***** LISTED RECORDS

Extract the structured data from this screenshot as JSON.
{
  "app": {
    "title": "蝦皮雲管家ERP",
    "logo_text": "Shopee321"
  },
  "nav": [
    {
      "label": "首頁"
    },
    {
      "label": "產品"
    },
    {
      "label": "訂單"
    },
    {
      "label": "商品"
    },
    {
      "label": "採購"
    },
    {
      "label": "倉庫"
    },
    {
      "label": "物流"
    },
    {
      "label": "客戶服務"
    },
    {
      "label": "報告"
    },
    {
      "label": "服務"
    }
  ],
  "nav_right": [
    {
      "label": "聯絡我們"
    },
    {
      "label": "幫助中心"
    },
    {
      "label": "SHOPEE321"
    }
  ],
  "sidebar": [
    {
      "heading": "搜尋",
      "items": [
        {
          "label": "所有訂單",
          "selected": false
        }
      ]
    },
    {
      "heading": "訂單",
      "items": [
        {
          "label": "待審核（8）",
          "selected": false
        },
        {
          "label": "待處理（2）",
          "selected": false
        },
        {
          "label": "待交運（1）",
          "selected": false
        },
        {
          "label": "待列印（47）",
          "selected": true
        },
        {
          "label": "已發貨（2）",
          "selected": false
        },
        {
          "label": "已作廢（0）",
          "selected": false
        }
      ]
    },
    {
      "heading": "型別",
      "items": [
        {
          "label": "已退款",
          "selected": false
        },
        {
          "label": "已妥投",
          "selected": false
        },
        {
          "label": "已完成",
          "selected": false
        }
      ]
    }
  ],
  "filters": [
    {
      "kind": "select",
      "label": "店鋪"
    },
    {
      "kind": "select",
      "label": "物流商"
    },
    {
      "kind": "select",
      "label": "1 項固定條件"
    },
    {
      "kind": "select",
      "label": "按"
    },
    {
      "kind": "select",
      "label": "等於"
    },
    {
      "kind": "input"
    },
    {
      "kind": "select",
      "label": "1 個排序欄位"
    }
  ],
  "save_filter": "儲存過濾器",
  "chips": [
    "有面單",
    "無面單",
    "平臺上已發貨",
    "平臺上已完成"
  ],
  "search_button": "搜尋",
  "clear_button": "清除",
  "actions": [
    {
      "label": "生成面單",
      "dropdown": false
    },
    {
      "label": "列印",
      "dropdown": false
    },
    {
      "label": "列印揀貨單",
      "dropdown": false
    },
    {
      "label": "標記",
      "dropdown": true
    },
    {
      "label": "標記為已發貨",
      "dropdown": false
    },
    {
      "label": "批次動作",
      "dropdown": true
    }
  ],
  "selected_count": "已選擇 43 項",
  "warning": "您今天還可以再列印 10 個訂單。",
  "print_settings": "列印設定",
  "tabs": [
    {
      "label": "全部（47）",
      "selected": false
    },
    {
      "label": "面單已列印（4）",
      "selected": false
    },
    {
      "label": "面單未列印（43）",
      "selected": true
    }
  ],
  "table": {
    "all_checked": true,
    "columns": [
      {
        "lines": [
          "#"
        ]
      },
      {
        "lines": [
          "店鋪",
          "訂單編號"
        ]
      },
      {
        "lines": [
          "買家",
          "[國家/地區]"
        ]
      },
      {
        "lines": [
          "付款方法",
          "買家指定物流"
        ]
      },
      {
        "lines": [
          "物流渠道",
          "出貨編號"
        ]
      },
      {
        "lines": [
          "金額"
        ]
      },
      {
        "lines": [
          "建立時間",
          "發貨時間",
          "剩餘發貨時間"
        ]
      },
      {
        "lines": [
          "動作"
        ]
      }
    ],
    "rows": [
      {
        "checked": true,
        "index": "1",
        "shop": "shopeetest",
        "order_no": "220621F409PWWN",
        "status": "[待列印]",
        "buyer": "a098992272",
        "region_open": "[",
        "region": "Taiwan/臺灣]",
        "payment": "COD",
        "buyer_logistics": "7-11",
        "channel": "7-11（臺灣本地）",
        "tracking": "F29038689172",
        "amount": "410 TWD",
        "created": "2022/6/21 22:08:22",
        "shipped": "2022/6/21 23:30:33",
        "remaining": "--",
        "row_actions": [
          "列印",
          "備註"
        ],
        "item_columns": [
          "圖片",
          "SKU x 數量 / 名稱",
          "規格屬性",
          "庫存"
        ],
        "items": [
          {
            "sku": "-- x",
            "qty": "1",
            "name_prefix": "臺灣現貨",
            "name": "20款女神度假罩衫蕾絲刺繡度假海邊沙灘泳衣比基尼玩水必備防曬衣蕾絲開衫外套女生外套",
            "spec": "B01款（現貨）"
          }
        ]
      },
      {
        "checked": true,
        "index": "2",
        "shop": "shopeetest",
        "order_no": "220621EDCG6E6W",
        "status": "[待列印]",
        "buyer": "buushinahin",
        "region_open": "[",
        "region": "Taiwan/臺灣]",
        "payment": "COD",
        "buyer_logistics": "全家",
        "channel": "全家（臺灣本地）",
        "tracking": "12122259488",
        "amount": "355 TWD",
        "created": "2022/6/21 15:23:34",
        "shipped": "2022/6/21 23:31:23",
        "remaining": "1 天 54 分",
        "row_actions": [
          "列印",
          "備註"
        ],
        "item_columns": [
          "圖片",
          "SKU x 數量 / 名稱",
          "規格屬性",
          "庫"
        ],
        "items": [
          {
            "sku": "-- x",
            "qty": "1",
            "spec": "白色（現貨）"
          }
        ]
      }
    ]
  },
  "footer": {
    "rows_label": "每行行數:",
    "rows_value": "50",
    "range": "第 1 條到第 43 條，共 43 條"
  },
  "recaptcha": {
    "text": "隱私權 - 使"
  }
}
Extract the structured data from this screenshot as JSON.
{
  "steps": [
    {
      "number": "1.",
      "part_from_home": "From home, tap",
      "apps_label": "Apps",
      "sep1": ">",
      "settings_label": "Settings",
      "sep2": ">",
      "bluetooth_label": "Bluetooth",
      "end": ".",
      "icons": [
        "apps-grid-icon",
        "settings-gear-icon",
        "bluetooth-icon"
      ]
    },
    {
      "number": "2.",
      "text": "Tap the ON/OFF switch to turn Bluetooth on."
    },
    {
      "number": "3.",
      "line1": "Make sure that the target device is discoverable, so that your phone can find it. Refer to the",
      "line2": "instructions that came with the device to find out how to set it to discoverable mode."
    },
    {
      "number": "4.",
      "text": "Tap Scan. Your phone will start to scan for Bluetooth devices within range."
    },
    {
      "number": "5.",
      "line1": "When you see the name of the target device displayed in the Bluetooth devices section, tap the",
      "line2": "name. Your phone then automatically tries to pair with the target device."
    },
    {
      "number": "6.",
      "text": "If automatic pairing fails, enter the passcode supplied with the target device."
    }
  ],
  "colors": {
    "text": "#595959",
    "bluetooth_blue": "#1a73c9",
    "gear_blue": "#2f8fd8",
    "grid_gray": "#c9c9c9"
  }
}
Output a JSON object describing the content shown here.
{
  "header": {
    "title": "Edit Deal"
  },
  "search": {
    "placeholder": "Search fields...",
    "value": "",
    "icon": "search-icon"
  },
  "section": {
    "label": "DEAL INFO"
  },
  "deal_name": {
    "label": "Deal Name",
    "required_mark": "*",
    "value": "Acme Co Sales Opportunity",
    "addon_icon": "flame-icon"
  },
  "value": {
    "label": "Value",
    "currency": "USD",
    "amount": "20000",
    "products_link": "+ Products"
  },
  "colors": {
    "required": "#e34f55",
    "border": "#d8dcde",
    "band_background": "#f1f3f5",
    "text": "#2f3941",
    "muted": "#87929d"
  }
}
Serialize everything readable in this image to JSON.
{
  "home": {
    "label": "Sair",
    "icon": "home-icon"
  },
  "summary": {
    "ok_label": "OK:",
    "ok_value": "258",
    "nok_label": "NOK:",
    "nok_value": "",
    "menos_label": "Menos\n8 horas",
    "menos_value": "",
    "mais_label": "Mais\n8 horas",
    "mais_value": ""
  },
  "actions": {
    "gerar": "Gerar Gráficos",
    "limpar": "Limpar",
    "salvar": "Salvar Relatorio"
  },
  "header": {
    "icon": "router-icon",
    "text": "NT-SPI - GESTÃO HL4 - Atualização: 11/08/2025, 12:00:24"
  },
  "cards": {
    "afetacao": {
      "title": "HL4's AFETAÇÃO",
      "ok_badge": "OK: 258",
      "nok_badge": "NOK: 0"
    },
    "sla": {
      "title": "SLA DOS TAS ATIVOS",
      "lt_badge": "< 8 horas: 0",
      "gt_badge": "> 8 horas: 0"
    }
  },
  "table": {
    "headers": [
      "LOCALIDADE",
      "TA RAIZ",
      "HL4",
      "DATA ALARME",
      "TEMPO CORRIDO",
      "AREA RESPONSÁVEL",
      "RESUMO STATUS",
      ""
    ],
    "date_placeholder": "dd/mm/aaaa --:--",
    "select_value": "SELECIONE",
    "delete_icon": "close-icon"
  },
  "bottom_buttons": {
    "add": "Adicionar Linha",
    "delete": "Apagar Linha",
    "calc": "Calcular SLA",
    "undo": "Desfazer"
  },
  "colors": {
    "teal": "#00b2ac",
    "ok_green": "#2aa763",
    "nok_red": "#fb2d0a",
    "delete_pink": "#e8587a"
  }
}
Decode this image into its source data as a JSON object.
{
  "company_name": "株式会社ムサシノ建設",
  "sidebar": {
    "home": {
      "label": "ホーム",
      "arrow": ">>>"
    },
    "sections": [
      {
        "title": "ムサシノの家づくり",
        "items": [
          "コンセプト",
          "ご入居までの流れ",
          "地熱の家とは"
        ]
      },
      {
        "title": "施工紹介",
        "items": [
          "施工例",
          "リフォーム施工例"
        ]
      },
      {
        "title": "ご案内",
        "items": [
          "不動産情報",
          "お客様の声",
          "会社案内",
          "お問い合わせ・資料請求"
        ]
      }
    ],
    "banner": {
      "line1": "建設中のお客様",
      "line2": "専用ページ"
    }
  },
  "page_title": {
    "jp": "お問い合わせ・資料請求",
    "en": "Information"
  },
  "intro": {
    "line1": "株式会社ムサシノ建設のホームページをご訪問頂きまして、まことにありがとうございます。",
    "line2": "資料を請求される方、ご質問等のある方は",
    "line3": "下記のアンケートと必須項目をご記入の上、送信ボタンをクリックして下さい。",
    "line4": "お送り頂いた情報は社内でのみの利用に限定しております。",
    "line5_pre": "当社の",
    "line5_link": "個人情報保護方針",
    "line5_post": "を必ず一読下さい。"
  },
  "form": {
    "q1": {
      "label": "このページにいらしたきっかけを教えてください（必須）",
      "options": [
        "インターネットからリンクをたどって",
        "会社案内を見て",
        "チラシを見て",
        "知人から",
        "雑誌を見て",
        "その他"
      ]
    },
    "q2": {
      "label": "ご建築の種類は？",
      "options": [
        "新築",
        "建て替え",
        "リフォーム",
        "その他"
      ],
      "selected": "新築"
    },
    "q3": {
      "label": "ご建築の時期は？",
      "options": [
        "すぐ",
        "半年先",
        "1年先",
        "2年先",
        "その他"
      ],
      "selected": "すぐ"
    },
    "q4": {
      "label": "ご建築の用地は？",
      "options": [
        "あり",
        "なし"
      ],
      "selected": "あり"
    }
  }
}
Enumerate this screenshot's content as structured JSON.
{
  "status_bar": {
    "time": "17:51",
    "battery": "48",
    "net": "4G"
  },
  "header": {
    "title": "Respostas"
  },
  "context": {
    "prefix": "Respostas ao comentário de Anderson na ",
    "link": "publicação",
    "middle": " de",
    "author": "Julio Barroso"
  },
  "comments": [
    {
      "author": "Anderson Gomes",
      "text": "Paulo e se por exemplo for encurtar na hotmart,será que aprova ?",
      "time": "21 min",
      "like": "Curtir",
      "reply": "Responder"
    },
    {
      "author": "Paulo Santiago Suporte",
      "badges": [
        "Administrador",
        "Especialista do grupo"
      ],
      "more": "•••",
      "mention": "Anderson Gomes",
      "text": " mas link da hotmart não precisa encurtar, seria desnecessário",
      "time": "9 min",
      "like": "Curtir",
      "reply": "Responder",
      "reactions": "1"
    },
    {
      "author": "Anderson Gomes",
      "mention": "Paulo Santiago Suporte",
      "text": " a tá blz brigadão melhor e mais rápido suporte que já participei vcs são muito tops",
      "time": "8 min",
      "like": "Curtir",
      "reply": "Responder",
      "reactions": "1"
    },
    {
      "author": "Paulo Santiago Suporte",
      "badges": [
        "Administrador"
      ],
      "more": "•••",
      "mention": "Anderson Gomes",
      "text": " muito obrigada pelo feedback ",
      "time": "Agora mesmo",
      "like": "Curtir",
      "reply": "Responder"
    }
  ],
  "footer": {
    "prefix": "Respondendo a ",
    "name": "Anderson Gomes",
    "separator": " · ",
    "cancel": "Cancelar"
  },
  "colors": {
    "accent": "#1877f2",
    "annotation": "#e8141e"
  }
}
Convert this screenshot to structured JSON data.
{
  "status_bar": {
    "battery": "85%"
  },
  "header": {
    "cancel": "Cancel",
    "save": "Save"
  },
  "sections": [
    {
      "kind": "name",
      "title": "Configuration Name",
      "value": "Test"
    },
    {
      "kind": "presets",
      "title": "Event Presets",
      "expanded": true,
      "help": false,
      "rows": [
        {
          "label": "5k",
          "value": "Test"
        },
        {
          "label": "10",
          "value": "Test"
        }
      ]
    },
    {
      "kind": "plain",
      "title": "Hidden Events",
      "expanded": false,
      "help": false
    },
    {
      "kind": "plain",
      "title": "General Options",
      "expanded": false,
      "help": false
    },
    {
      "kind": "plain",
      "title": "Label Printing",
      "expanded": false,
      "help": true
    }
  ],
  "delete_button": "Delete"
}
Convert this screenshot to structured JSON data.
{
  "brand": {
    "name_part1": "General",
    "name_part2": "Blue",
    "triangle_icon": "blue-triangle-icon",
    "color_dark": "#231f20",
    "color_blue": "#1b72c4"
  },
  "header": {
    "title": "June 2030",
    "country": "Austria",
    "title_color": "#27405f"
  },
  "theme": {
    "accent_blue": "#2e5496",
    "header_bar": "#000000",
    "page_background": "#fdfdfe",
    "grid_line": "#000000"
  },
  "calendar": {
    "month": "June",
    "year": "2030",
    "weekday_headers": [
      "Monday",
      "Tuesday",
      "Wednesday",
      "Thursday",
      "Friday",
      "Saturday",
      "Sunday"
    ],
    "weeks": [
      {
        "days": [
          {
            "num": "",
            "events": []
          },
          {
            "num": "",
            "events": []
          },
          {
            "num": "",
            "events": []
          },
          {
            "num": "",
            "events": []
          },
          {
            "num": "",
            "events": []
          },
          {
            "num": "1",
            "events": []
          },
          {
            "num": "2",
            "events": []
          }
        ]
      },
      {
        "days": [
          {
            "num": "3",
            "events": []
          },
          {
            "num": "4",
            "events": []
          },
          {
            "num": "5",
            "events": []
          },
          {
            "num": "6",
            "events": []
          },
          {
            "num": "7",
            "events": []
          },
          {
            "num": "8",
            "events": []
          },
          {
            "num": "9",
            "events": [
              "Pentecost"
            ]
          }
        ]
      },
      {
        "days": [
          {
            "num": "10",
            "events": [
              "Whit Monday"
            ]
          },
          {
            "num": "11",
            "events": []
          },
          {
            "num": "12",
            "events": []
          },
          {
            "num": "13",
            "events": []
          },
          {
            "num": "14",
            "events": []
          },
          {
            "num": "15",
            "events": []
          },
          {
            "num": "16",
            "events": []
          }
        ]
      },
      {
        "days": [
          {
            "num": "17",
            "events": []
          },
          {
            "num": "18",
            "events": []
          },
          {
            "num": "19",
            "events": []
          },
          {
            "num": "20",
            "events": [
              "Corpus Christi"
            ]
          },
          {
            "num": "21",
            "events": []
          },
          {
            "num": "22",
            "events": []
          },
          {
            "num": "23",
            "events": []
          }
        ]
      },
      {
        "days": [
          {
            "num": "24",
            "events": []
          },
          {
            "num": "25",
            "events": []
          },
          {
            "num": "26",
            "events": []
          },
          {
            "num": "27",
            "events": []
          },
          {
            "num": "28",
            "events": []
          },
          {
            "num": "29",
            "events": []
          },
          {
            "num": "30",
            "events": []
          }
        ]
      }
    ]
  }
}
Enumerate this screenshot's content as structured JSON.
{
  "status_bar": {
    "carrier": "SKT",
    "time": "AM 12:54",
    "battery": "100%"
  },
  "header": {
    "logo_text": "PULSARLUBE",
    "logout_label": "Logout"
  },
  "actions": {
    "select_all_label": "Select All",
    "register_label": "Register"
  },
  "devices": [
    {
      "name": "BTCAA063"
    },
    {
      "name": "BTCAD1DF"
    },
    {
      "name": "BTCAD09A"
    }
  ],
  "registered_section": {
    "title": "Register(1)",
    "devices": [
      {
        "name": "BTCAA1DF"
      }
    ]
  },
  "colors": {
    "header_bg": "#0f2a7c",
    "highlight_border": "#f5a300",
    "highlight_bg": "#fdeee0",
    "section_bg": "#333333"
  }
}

**********

_TO DO_
From the records above, pick out and copy each line holding the word "Paulo".

_PROBLEM SOLUTION_
      "text": "Paulo e se por exemplo for encurtar na hotmart,será que aprova ?",
      "author": "Paulo Santiago Suporte",
      "mention": "Paulo Santiago Suporte",
      "author": "Paulo Santiago Suporte",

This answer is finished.